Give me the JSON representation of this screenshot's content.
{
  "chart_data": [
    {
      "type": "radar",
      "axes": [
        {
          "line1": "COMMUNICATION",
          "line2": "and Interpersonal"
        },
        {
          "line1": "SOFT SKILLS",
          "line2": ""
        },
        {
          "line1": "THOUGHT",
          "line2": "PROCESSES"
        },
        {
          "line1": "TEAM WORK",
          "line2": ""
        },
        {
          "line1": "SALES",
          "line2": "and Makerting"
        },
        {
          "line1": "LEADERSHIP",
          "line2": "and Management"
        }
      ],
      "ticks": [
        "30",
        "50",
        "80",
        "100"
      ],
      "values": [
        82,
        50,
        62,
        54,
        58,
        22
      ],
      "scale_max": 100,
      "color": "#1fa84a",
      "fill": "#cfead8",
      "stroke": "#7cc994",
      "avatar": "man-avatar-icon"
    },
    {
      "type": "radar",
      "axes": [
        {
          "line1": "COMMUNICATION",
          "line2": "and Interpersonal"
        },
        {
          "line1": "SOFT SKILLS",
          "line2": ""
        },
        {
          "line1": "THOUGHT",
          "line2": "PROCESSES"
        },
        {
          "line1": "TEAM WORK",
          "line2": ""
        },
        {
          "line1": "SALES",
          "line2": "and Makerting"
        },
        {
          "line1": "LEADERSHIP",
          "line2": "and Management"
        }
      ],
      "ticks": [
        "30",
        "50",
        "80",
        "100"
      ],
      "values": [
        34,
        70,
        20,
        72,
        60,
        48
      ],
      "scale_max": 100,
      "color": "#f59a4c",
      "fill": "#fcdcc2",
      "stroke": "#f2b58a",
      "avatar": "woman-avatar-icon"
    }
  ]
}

◇ ◇ ◇

→ WHAT IS EXPECTED: Tally the lines of the listing in which the word "avatar" occurs, and state the total alone.

→ REPLY: 2